▶ [SUPPLIED ENTRIES]
● ● ● ● ● ● ●
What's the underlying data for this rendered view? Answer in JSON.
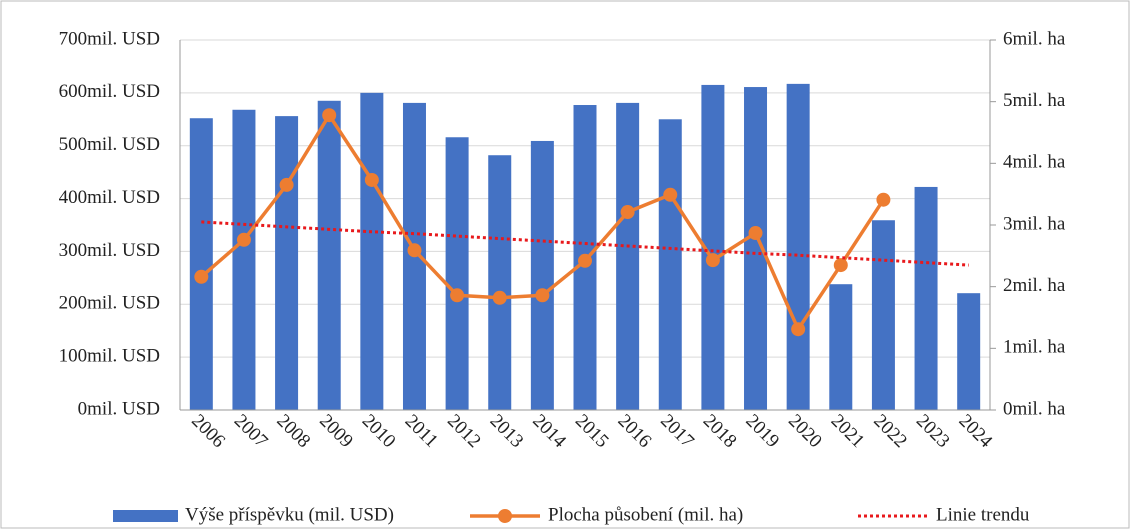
{
  "chart_data": {
    "type": "bar_line",
    "categories": [
      "2006",
      "2007",
      "2008",
      "2009",
      "2010",
      "2011",
      "2012",
      "2013",
      "2014",
      "2015",
      "2016",
      "2017",
      "2018",
      "2019",
      "2020",
      "2021",
      "2022",
      "2023",
      "2024"
    ],
    "series": [
      {
        "name": "Výše příspěvku (mil. USD)",
        "color": "#4472c4",
        "type": "bar",
        "values": [
          552,
          568,
          556,
          585,
          600,
          581,
          516,
          482,
          509,
          577,
          581,
          550,
          615,
          611,
          617,
          238,
          359,
          422,
          221
        ]
      },
      {
        "name": "Plocha působení (mil. ha)",
        "color": "#ed7d31",
        "type": "line",
        "axis": "y2",
        "values": [
          2.16,
          2.76,
          3.65,
          4.78,
          3.73,
          2.59,
          1.86,
          1.82,
          1.86,
          2.42,
          3.21,
          3.49,
          2.43,
          2.87,
          1.31,
          2.35,
          3.41,
          null,
          null
        ]
      },
      {
        "name": "Linie trendu",
        "color": "#e8191c",
        "type": "trend",
        "axis": "y2",
        "values": [
          3.05,
          3.01,
          2.97,
          2.93,
          2.89,
          2.86,
          2.82,
          2.78,
          2.74,
          2.7,
          2.66,
          2.62,
          2.58,
          2.54,
          2.51,
          2.47,
          2.43,
          2.39,
          2.35
        ]
      }
    ],
    "ylim": [
      0,
      700
    ],
    "yticks": [
      {
        "value": 0,
        "label": "0mil. USD"
      },
      {
        "value": 100,
        "label": "100mil. USD"
      },
      {
        "value": 200,
        "label": "200mil. USD"
      },
      {
        "value": 300,
        "label": "300mil. USD"
      },
      {
        "value": 400,
        "label": "400mil. USD"
      },
      {
        "value": 500,
        "label": "500mil. USD"
      },
      {
        "value": 600,
        "label": "600mil. USD"
      },
      {
        "value": 700,
        "label": "700mil. USD"
      }
    ],
    "y2lim": [
      0,
      6
    ],
    "y2ticks": [
      {
        "value": 0,
        "label": "0mil. ha"
      },
      {
        "value": 1,
        "label": "1mil. ha"
      },
      {
        "value": 2,
        "label": "2mil. ha"
      },
      {
        "value": 3,
        "label": "3mil. ha"
      },
      {
        "value": 4,
        "label": "4mil. ha"
      },
      {
        "value": 5,
        "label": "5mil. ha"
      },
      {
        "value": 6,
        "label": "6mil. ha"
      }
    ],
    "grid": true,
    "legend": "bottom"
  }
}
● ● ● ● ● ● ●
▶ [DIRECTIONS FOR THIS TASK] Go through the listing above and pull out each line containing the word "name".

▶ [RESULT BELOW]
        "name": "Výše příspěvku (mil. USD)",
        "name": "Plocha působení (mil. ha)",
        "name": "Linie trendu",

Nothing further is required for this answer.